+++ SOURCE MATERIAL +++
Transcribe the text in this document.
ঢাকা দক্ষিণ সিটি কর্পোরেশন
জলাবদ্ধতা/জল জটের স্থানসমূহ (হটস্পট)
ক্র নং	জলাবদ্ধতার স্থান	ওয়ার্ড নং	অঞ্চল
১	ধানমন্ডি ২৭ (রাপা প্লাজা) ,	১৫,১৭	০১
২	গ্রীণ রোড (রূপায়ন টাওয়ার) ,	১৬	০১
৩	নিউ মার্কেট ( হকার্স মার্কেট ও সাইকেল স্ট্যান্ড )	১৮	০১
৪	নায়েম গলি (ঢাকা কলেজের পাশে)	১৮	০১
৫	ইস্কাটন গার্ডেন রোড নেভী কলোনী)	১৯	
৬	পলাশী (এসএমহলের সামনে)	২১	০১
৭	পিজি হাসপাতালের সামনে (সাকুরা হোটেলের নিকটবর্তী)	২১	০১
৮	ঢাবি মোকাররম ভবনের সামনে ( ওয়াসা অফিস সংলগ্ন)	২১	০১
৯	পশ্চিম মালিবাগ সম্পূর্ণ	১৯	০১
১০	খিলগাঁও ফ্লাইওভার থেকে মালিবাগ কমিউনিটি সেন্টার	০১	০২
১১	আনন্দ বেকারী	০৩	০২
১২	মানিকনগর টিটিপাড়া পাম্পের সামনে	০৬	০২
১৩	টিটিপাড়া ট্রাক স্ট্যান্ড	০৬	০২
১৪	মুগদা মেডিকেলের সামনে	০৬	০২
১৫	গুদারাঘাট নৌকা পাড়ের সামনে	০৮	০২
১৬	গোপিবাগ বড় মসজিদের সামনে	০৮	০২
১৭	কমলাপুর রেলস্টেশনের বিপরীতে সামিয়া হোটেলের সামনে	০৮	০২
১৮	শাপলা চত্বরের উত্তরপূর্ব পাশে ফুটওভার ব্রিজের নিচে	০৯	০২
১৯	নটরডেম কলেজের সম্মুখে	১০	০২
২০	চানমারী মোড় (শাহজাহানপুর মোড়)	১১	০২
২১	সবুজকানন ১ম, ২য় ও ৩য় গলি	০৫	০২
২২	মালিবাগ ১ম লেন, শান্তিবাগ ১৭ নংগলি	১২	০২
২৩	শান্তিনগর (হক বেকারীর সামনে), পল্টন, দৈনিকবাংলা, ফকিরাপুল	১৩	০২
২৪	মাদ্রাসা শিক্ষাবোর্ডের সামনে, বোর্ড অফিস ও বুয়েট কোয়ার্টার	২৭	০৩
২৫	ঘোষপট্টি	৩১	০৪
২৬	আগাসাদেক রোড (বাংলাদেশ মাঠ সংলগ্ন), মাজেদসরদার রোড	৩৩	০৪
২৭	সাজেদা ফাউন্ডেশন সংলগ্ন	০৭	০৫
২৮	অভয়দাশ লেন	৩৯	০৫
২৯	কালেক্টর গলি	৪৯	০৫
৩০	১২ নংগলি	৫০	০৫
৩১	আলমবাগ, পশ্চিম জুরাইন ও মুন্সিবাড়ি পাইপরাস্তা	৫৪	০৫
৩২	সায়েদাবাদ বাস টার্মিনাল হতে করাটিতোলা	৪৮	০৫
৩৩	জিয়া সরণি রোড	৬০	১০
+++
Output the entries exactly.

Transcribe the text in this document.
ঢাকা দক্ষিণ সিটি কর্পোরেশন
জলাবদ্ধতা/জল জটের স্থানসমূহ (হটস্পট)
ক্র নং	জলাবদ্ধতার স্থান	ওয়ার্ড নং	অঞ্চল
১	ধানমন্ডি ২৭ (রাপা প্লাজা) ,	১৫,১৭	০১
২	গ্রীণ রোড (রূপায়ন টাওয়ার) ,	১৬	০১
৩	নিউ মার্কেট ( হকার্স মার্কেট ও সাইকেল স্ট্যান্ড )	১৮	০১
৪	নায়েম গলি (ঢাকা কলেজের পাশে)	১৮	০১
৫	ইস্কাটন গার্ডেন রোড নেভী কলোনী)	১৯	
৬	পলাশী (এসএমহলের সামনে)	২১	০১
৭	পিজি হাসপাতালের সামনে (সাকুরা হোটেলের নিকটবর্তী)	২১	০১
৮	ঢাবি মোকাররম ভবনের সামনে ( ওয়াসা অফিস সংলগ্ন)	২১	০১
৯	পশ্চিম মালিবাগ সম্পূর্ণ	১৯	০১
১০	খিলগাঁও ফ্লাইওভার থেকে মালিবাগ কমিউনিটি সেন্টার	০১	০২
১১	আনন্দ বেকারী	০৩	০২
১২	মানিকনগর টিটিপাড়া পাম্পের সামনে	০৬	০২
১৩	টিটিপাড়া ট্রাক স্ট্যান্ড	০৬	০২
১৪	মুগদা মেডিকেলের সামনে	০৬	০২
১৫	গুদারাঘাট নৌকা পাড়ের সামনে	০৮	০২
১৬	গোপিবাগ বড় মসজিদের সামনে	০৮	০২
১৭	কমলাপুর রেলস্টেশনের বিপরীতে সামিয়া হোটেলের সামনে	০৮	০২
১৮	শাপলা চত্বরের উত্তরপূর্ব পাশে ফুটওভার ব্রিজের নিচে	০৯	০২
১৯	নটরডেম কলেজের সম্মুখে	১০	০২
২০	চানমারী মোড় (শাহজাহানপুর মোড়)	১১	০২
২১	সবুজকানন ১ম, ২য় ও ৩য় গলি	০৫	০২
২২	মালিবাগ ১ম লেন, শান্তিবাগ ১৭ নংগলি	১২	০২
২৩	শান্তিনগর (হক বেকারীর সামনে), পল্টন, দৈনিকবাংলা, ফকিরাপুল	১৩	০২
২৪	মাদ্রাসা শিক্ষাবোর্ডের সামনে, বোর্ড অফিস ও বুয়েট কোয়ার্টার	২৭	০৩
২৫	ঘোষপট্টি	৩১	০৪
২৬	আগাসাদেক রোড (বাংলাদেশ মাঠ সংলগ্ন), মাজেদসরদার রোড	৩৩	০৪
২৭	সাজেদা ফাউন্ডেশন সংলগ্ন	০৭	০৫
২৮	অভয়দাশ লেন	৩৯	০৫
২৯	কালেক্টর গলি	৪৯	০৫
৩০	১২ নংগলি	৫০	০৫
৩১	আলমবাগ, পশ্চিম জুরাইন ও মুন্সিবাড়ি পাইপরাস্তা	৫৪	০৫
৩২	সায়েদাবাদ বাস টার্মিনাল হতে করাটিতোলা	৪৮	০৫
৩৩	জিয়া সরণি রোড	৬০	১০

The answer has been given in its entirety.